What’s next for Hamas after its leader Yahya Sinwar’s death?
  • If Hamas names a replacement for Sinwar, Khaled Mashaal and Khalil Al-Hayya, both members of Hamas’ political leadership based in Qatar, are widely considered the most likely contenders

BEIRUT: The killing of Hamas leader Yahya Sinwar by Israeli forces in Gaza this week leaves the Palestinian militant group considering new leadership for the second time in less than three months.
Will Hamas now turn away from its hard-line wing or will it double down, and what will it mean for the group’s future and for the revival of ceasefire and hostage exchange negotiations between Hamas and Israel?
Sinwar replaced Hamas’ previous leader, Ismail Haniyeh, after Haniyeh was killed in July in a blast in Iran that was widely blamed on Israel.

- [Dataset rows]:
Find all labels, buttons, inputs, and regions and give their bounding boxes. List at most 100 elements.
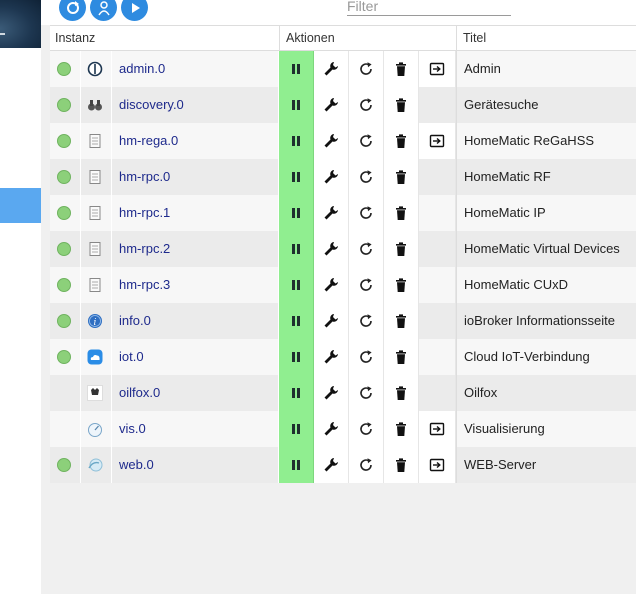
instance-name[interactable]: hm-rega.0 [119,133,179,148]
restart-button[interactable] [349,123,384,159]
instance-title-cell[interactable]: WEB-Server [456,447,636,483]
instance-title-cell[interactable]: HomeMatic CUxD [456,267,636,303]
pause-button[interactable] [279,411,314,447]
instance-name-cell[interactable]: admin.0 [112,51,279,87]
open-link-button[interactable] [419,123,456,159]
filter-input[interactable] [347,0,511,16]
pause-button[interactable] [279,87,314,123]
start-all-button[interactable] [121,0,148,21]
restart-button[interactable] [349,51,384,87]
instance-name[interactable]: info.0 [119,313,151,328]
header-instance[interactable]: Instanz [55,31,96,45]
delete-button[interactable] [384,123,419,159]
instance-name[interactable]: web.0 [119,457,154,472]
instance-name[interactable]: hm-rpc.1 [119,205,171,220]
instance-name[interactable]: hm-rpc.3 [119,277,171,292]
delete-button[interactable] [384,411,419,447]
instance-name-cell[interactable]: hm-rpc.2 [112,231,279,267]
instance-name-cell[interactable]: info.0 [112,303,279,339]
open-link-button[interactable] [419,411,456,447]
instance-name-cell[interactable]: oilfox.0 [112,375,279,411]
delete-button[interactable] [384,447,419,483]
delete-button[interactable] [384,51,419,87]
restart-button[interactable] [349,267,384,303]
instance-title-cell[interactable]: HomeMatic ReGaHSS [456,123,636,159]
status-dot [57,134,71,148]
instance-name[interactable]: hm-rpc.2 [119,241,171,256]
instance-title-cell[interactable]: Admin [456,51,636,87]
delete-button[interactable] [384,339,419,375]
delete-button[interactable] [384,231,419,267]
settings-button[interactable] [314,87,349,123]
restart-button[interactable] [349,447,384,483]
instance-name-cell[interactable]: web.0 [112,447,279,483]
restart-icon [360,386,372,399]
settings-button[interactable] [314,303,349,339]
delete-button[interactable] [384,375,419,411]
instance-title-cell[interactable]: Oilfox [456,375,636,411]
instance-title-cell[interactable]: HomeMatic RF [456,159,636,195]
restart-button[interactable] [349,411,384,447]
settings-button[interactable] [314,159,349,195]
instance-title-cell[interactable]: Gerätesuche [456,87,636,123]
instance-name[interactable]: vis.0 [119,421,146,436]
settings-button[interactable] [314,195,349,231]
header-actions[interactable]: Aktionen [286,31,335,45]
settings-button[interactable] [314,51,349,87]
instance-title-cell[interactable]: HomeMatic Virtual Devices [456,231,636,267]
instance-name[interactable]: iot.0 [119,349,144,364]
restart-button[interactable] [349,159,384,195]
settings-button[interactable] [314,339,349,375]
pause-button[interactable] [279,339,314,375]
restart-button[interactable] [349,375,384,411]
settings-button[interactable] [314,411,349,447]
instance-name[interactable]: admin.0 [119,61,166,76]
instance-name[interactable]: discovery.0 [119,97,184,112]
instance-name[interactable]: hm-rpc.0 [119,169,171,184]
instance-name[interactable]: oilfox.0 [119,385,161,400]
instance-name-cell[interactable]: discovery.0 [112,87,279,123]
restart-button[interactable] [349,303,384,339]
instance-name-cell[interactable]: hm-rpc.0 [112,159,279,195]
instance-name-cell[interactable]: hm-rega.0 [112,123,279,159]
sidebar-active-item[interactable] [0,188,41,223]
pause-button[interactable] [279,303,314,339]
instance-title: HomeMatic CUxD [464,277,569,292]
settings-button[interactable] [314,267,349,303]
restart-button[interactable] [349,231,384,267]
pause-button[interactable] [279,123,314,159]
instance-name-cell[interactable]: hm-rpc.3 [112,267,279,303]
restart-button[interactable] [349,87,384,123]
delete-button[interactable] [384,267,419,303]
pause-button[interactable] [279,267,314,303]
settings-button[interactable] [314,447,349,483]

- [Prompt A]: Please duplicate the article about Hamas after Sinwar's death, everything from "BEIRUT: The killing" down to "Hamas and Israel?".
- [Prompt B]:
Answer these questions using the article about Hamas after Sinwar's death:
(i) Which two people are widely considered the most likely contenders to replace Sinwar?
(ii) Where was Sinwar killed?
(iii) In what month was Ismail Haniyeh killed?
- [Prompt C]: Extend the article about Hamas after Sinwar's death, picking up right after its final sentence.
The rows can be left aside here.

- [Output A]:
BEIRUT: The killing of Hamas leader Yahya Sinwar by Israeli forces in Gaza this week leaves the Palestinian militant group considering new leadership for the second time in less than three months.
Will Hamas now turn away from its hard-line wing or will it double down, and what will it mean for the group’s future and for the revival of ceasefire and hostage exchange negotiations between Hamas and Israel?

- [Output B]:
(i) Khaled Mashaal and Khalil Al-Hayya
(ii) In Gaza
(iii) July

- [Output C]:
As an architect of the Oct. 7, 2023, attack in southern Israel that sparked the war in Gaza, Sinwar was a defiant choice at a time when some expected the militant group to take a more conciliatory approach and seek to end the conflict.
Sinwar’s killing appeared to be a chance front-line encounter with Israeli troops on Wednesday.
Sinwar’s death has little immediate impact on Hamas
Killing Sinwar marked a major symbolic victory for Israel in its yearlong war against Hamas in Gaza. But it has also allowed Hamas to claim him as a hero who was killed in the battlefield, not hiding in a tunnel.
While the group is on the defensive and has been largely forced underground in Gaza, it continues to fight Israeli forces in the enclave and to exert political influence.
Bassem Naim, a Qatar-based member of the group’s political bureau, said in a statement that Israel had killed other Hamas leaders, including its founding leader, Sheikh Ahmed Yassin, and his successor, Abdel Aziz Rantisi, who were killed by airstrikes in 2004.
“Hamas each time became stronger and more popular, and these leaders became an icon for future generations,” he said.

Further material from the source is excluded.